Recopiez mot pour mot, dans l'extrait sur la condamnation de Marine Le Pen, tout le passage qui va de « L’emploi par le » jusqu'à « 29 000 euros. ».

* [Extrait]
□ □ □

« Marine Le Pen condamnée à 4 ans de prison et 5 ans d’inéligibilité avec exécution provisoire ».
Synthèse réalisée par Ilan Gabet et reproduite avec son aimable autorisation – merci Ilan
Le FN va lancer une guerre de communication pour manipuler l’opinion.
Voici donc un décryptage de l’ensemble de leurs mensonges pour que nous jouions à armes égales avec tous ceux qui vont essayer de minimiser cette immense arnaque financière
Mensonge N°1 – Il n’y a pas d’enrichissement personnel
C’est un argument fallacieux. Selon le tribunal le détournement de fonds a bénéficié au RN en finançant sa croissance, son influence et sa propagande pendant 10 ans. Cet enrichissement partisan s’est accompagné d’un intérêt personnel direct pour les responsables impliqués et leurs proches. Les emplois et salaires issus du détournement de fonds n’ont pas été attribués au hasard. Tandis que les personnels techniques étaient peu rémunérés, les contrats fictifs ont permis d’assurer un train de vie fort confortable aux proches et fidèles alliés grâce à des rémunérations avantageuses.
Par exemple, selon la procureure, la sœur de Marine Le Pen, sa fidèle amie ainsi que de jeunes ambitieux repérés par les cadres du parti ont été grassement rémunérés, percevant entre 4 000 et 5 000 euros par mois.
Le compagnon de Marine Le Pen de l’époque, Louis Aliot a été payé 5 000 euros brut pour un mi temps.
Quant à Jean-Marie Le Pen, son majordome, sa secrétaire et son directeur de cabinet ont été rémunérés comme assistant·es d’autres eurodéputé·es.
L’emploi par le Parlement européen de Thierry Légier, garde du corps de Jean-Marie Le Pen, a par exemple conduit au versement d’une indemnité de licenciement de 29 000 euros.
Ces détournements ont ainsi servi à sécuriser une garde rapprochée fidèle et rémunérée, au service des ambitions du parti mais aussi de leurs intérêts personnels et familiaux. Ils ont contribué à renforcer leur influence au sein du RN et à financer, aux frais du contribuable, leur carrière politique. De plus, tout a été mis en œuvre pour exploiter au maximum les crédits destinés aux assistants parlementaires, avec des salaires parfois exorbitants. Un message de Nicolas Bay illustre ces pratiques :
“Bonjour, il me reste des crédits disponibles dans mon enveloppe pour payer mes assistants parlementaires. Afin d’utiliser les fonds restants dispos sur 2014, merci de procéder à l’embauche en CDD de 2 mois de cette personne : Eric G. (…) Salaire net : 5 000 euros/mois. CDD du 1er novembre au 31 décembre 2014. Merci, à bientôt. Nicolas.”
- Parfois, ces contrats ne duraient qu’un seul jour, servant à offrir des primes déguisées aux fidèles du parti. Le tout avec vos impôts. Sans ce système de détournement de fonds, un parti endetté jusqu’au cou n’aurait jamais pu offrir de telles rémunérations à ses employés. Ainsi, l’argument selon lequel il n’y aurait pas eu d’enrichissement personnel est totalement fallacieux.

□ □ □

* [Lignes de données]
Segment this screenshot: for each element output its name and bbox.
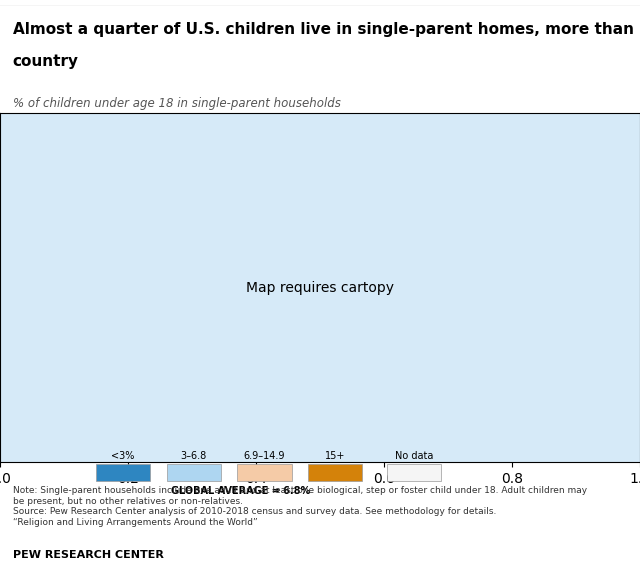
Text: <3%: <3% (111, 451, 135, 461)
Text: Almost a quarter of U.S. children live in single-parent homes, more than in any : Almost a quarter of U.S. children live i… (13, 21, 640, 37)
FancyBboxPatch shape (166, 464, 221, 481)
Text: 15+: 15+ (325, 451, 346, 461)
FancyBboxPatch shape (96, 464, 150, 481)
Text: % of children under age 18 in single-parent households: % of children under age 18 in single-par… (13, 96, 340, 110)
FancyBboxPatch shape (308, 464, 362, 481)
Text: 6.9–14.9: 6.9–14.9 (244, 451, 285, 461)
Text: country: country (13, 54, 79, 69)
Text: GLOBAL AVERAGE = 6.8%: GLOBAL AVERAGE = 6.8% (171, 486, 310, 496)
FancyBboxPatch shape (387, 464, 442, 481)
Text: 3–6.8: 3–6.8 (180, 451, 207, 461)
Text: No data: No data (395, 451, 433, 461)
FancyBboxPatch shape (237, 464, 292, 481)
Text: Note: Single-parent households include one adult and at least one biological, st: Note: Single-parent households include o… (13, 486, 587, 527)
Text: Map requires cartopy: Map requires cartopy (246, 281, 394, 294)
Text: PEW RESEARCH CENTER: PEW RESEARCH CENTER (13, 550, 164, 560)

□ □ □

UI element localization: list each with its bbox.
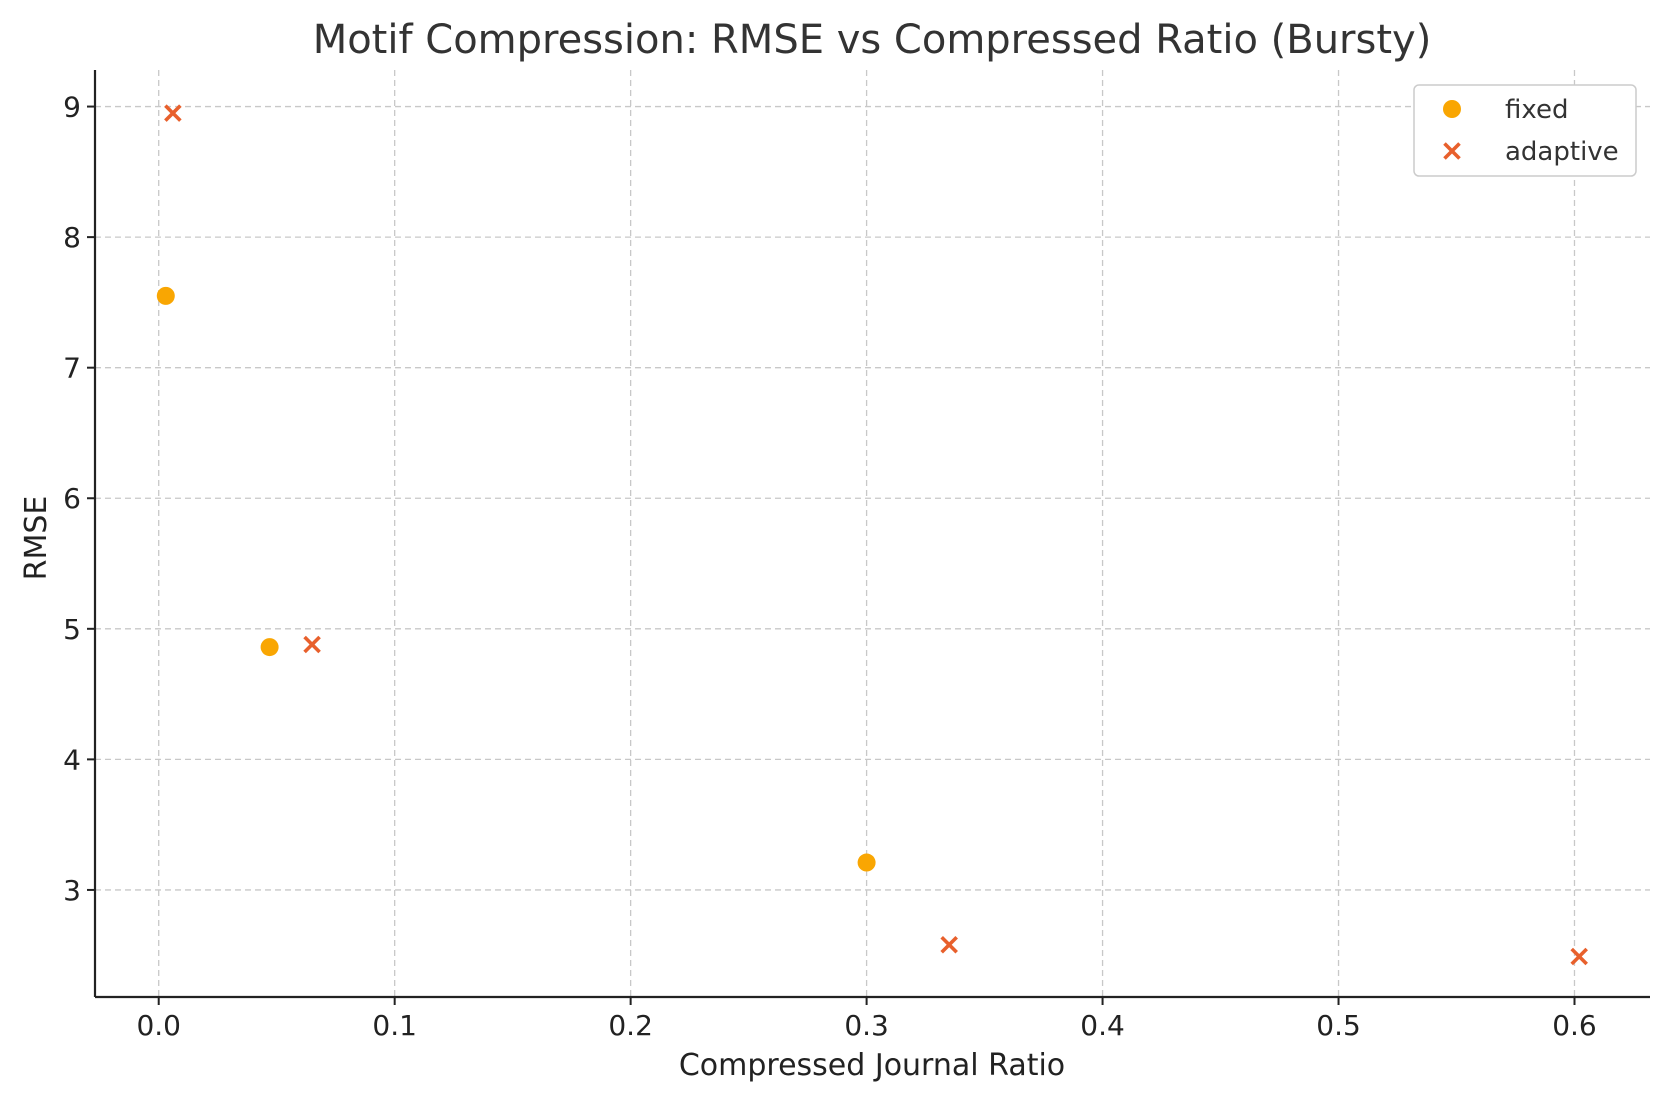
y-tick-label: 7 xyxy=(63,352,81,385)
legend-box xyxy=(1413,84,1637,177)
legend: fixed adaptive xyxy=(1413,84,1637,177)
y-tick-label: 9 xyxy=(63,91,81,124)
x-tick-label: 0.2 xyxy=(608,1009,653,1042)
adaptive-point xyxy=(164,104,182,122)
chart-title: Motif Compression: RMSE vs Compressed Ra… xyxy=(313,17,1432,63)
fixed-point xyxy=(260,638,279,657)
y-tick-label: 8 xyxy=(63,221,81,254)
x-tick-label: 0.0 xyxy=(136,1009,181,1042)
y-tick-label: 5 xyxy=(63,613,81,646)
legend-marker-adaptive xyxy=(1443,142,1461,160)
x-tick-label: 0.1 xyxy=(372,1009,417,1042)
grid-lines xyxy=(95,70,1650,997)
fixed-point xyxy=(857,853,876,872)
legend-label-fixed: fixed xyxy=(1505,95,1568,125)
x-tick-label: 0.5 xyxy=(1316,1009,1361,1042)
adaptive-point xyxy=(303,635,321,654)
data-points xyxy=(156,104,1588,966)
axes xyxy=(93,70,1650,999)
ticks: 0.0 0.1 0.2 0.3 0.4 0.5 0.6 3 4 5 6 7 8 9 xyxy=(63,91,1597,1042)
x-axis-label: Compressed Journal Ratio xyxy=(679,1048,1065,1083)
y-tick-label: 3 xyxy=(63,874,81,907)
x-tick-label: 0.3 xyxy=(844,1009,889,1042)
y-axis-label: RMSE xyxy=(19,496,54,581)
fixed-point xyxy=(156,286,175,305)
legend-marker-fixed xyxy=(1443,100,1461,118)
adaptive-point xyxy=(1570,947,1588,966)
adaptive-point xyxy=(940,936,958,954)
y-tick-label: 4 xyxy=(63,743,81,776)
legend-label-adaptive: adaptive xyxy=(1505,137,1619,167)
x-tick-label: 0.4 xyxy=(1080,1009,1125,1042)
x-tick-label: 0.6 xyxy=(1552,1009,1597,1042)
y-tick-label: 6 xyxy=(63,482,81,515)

□ □ □

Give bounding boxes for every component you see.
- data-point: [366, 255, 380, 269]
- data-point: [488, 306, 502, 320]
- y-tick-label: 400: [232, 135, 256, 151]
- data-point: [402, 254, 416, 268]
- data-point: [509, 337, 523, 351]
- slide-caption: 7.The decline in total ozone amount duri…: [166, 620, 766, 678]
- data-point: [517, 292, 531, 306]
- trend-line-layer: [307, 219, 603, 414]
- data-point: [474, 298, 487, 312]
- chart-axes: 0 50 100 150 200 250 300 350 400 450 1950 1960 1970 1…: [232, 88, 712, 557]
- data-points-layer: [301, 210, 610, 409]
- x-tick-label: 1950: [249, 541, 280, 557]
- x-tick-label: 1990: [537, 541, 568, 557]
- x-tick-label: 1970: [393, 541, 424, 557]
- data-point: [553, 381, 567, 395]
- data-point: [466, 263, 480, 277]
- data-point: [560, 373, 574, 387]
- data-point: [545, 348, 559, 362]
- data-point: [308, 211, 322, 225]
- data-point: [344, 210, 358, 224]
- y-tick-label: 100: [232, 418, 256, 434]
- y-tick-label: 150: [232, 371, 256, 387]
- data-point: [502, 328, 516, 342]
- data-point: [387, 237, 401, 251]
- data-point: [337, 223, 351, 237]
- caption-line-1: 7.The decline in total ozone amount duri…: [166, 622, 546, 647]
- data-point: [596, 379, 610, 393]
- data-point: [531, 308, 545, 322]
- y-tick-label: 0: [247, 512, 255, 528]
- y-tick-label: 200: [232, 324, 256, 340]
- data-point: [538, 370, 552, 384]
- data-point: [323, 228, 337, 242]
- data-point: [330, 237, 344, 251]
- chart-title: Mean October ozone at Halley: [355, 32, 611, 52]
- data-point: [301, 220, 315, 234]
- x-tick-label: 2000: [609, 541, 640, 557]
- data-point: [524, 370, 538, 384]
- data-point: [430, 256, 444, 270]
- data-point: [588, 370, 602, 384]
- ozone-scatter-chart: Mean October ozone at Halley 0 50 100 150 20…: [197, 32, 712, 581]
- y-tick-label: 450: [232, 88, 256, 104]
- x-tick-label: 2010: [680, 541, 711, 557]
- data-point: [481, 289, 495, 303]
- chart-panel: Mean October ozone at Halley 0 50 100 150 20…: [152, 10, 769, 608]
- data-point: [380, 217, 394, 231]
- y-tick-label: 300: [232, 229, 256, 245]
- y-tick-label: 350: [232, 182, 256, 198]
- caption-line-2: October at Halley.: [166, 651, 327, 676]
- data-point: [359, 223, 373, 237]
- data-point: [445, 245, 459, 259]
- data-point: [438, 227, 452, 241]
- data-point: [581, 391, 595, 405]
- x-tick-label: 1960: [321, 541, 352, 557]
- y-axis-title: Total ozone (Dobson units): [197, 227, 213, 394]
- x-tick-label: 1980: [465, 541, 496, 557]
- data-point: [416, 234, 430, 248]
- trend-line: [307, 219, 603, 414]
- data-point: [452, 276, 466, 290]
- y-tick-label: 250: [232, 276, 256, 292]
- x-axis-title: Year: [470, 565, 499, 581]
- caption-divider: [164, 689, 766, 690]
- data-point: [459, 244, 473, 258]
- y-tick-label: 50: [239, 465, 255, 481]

□ □ □

* [Corrigé]
L’emploi par le Parlement européen de Thierry Légier, garde du corps de Jean-Marie Le Pen, a par exemple conduit au versement d’une indemnité de licenciement de 29 000 euros.